Task directions: In your copy, repeat the records exactly and leave out the pictures.

Records to use:
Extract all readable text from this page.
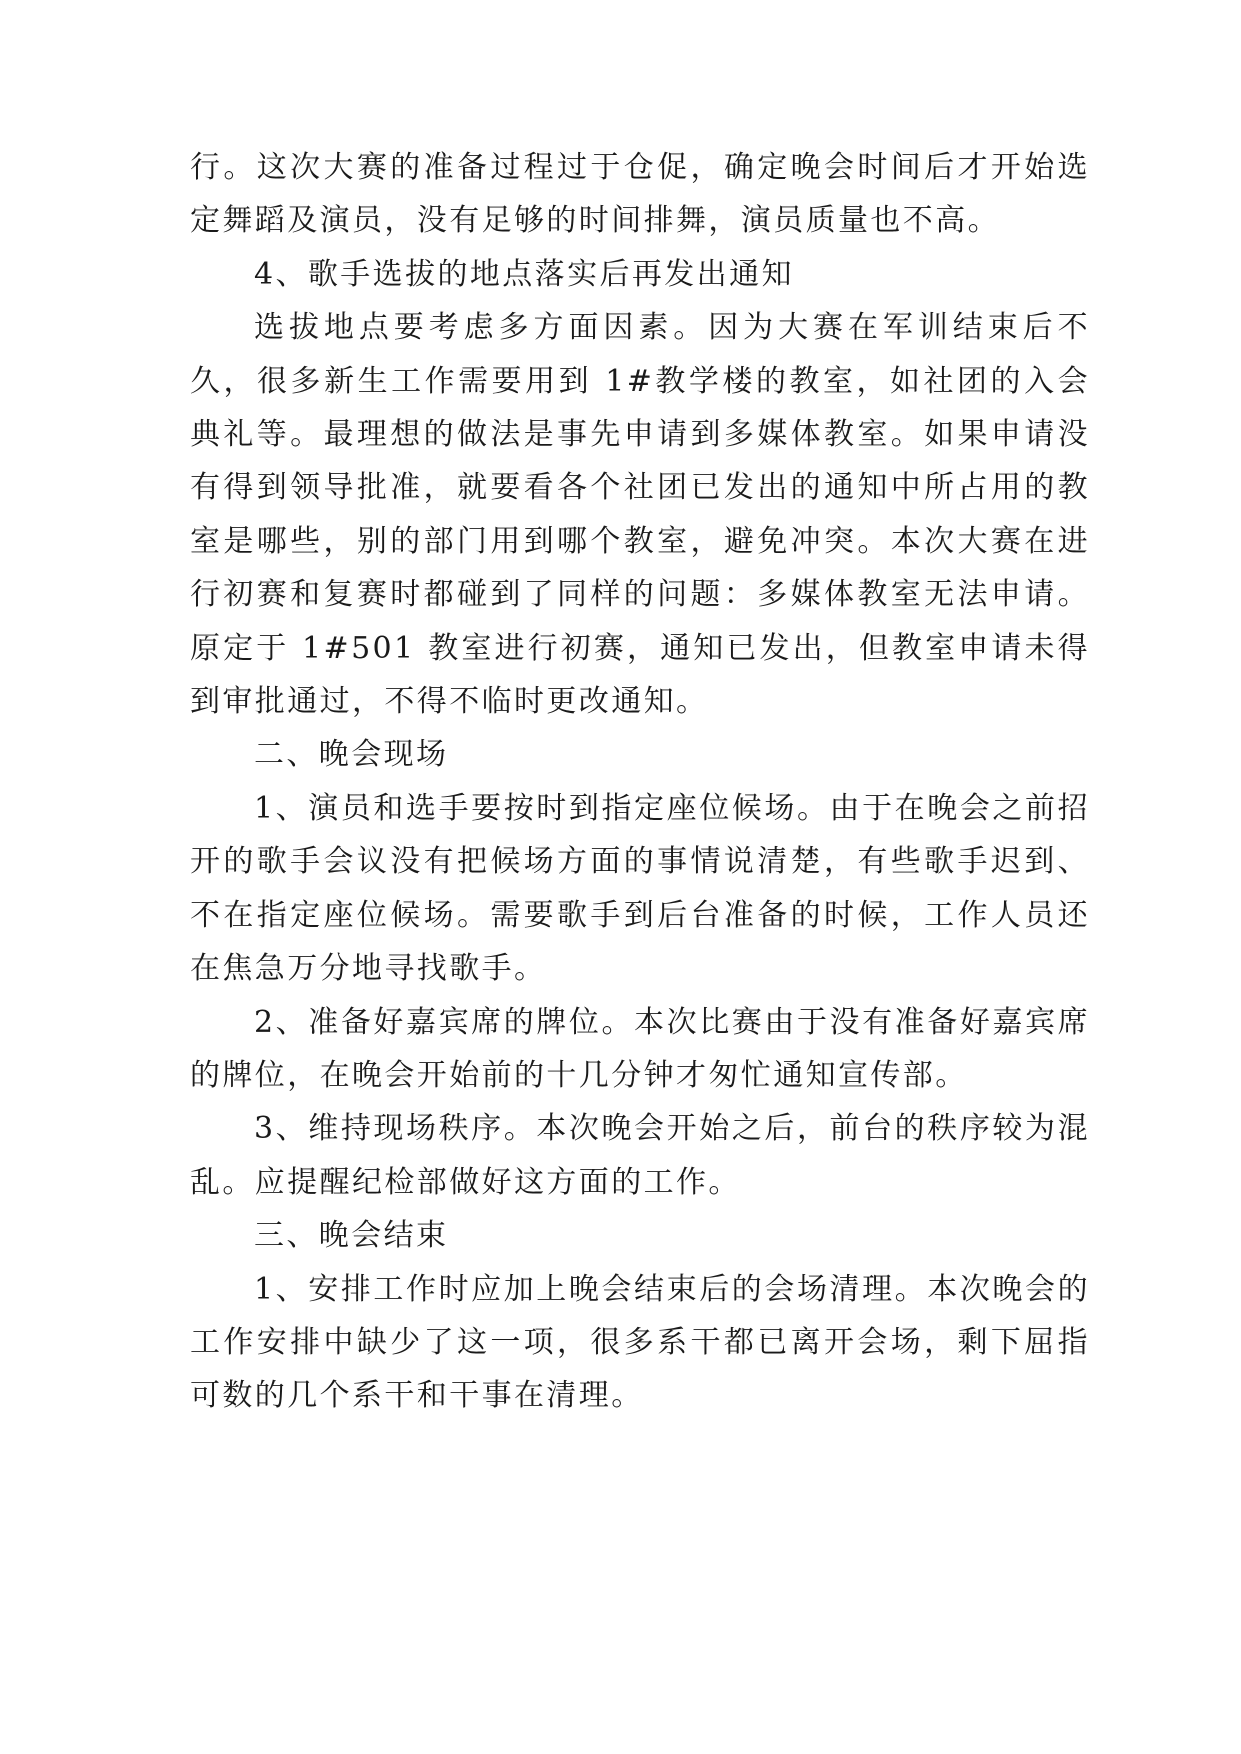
行。这次大赛的准备过程过于仓促，确定晚会时间后才开始选定舞蹈及演员，没有足够的时间排舞，演员质量也不高。

4、歌手选拔的地点落实后再发出通知

选拔地点要考虑多方面因素。因为大赛在军训结束后不久，很多新生工作需要用到 1#教学楼的教室，如社团的入会典礼等。最理想的做法是事先申请到多媒体教室。如果申请没有得到领导批准，就要看各个社团已发出的通知中所占用的教室是哪些，别的部门用到哪个教室，避免冲突。本次大赛在进行初赛和复赛时都碰到了同样的问题：多媒体教室无法申请。原定于 1#501 教室进行初赛，通知已发出，但教室申请未得到审批通过，不得不临时更改通知。

二、晚会现场

1、演员和选手要按时到指定座位候场。由于在晚会之前招开的歌手会议没有把候场方面的事情说清楚，有些歌手迟到、不在指定座位候场。需要歌手到后台准备的时候，工作人员还在焦急万分地寻找歌手。

2、准备好嘉宾席的牌位。本次比赛由于没有准备好嘉宾席的牌位，在晚会开始前的十几分钟才匆忙通知宣传部。

3、维持现场秩序。本次晚会开始之后，前台的秩序较为混乱。应提醒纪检部做好这方面的工作。

三、晚会结束

1、安排工作时应加上晚会结束后的会场清理。本次晚会的工作安排中缺少了这一项，很多系干都已离开会场，剩下屈指可数的几个系干和干事在清理。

Result of this task:
Extract all readable text from this page.
行。这次大赛的准备过程过于仓促，确定晚会时间后才开始选定舞蹈及演员，没有足够的时间排舞，演员质量也不高。

4、歌手选拔的地点落实后再发出通知

选拔地点要考虑多方面因素。因为大赛在军训结束后不久，很多新生工作需要用到 1#教学楼的教室，如社团的入会典礼等。最理想的做法是事先申请到多媒体教室。如果申请没有得到领导批准，就要看各个社团已发出的通知中所占用的教室是哪些，别的部门用到哪个教室，避免冲突。本次大赛在进行初赛和复赛时都碰到了同样的问题：多媒体教室无法申请。原定于 1#501 教室进行初赛，通知已发出，但教室申请未得到审批通过，不得不临时更改通知。

二、晚会现场

1、演员和选手要按时到指定座位候场。由于在晚会之前招开的歌手会议没有把候场方面的事情说清楚，有些歌手迟到、不在指定座位候场。需要歌手到后台准备的时候，工作人员还在焦急万分地寻找歌手。

2、准备好嘉宾席的牌位。本次比赛由于没有准备好嘉宾席的牌位，在晚会开始前的十几分钟才匆忙通知宣传部。

3、维持现场秩序。本次晚会开始之后，前台的秩序较为混乱。应提醒纪检部做好这方面的工作。

三、晚会结束

1、安排工作时应加上晚会结束后的会场清理。本次晚会的工作安排中缺少了这一项，很多系干都已离开会场，剩下屈指可数的几个系干和干事在清理。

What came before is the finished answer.